What to do
Check each line of the data for "start" and select those that have it.

Supplied data

****

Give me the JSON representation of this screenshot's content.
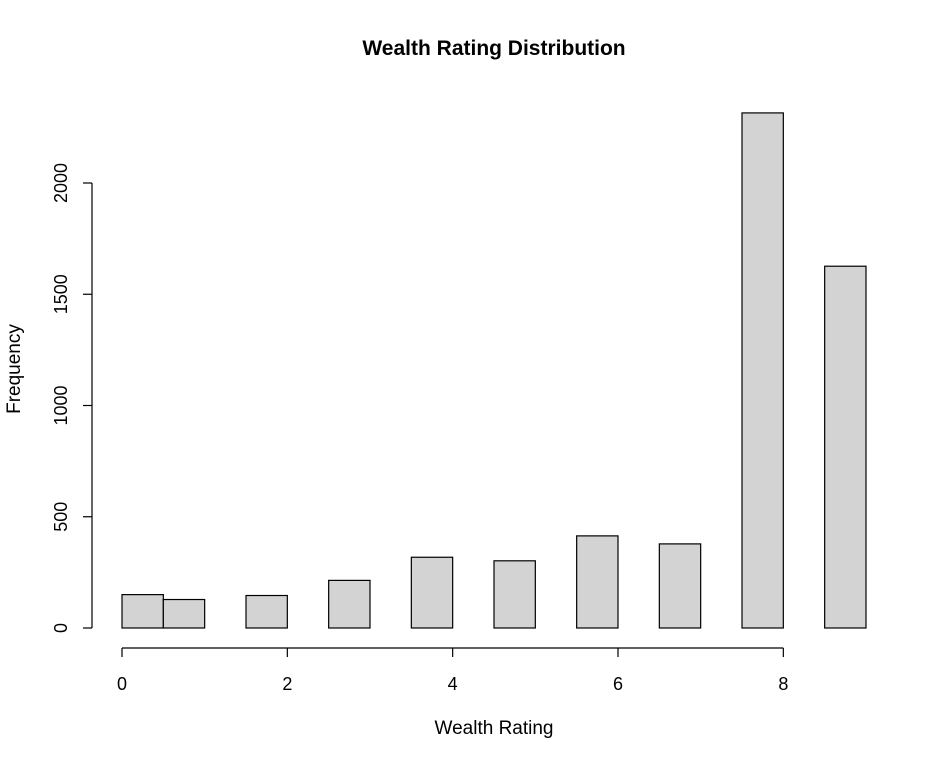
{
  "chart_data": {
    "type": "bar",
    "title": "Wealth Rating Distribution",
    "xlabel": "Wealth Rating",
    "ylabel": "Frequency",
    "bins": [
      {
        "start": 0.0,
        "end": 0.5,
        "value": 150
      },
      {
        "start": 0.5,
        "end": 1.0,
        "value": 128
      },
      {
        "start": 1.5,
        "end": 2.0,
        "value": 146
      },
      {
        "start": 2.5,
        "end": 3.0,
        "value": 214
      },
      {
        "start": 3.5,
        "end": 4.0,
        "value": 318
      },
      {
        "start": 4.5,
        "end": 5.0,
        "value": 302
      },
      {
        "start": 5.5,
        "end": 6.0,
        "value": 414
      },
      {
        "start": 6.5,
        "end": 7.0,
        "value": 378
      },
      {
        "start": 7.5,
        "end": 8.0,
        "value": 2315
      },
      {
        "start": 8.5,
        "end": 9.0,
        "value": 1626
      }
    ],
    "xlim": [
      0,
      9
    ],
    "ylim": [
      0,
      2320
    ],
    "x_ticks": [
      0,
      2,
      4,
      6,
      8
    ],
    "x_tick_labels": [
      "0",
      "2",
      "4",
      "6",
      "8"
    ],
    "y_ticks": [
      0,
      500,
      1000,
      1500,
      2000
    ],
    "y_tick_labels": [
      "0",
      "500",
      "1000",
      "1500",
      "2000"
    ],
    "bar_color": "#d3d3d3",
    "edge_color": "#000000",
    "grid": false
  }
}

****

Exercise result
        "start": 0.0,
        "start": 0.5,
        "start": 1.5,
        "start": 2.5,
        "start": 3.5,
        "start": 4.5,
        "start": 5.5,
        "start": 6.5,
        "start": 7.5,
        "start": 8.5,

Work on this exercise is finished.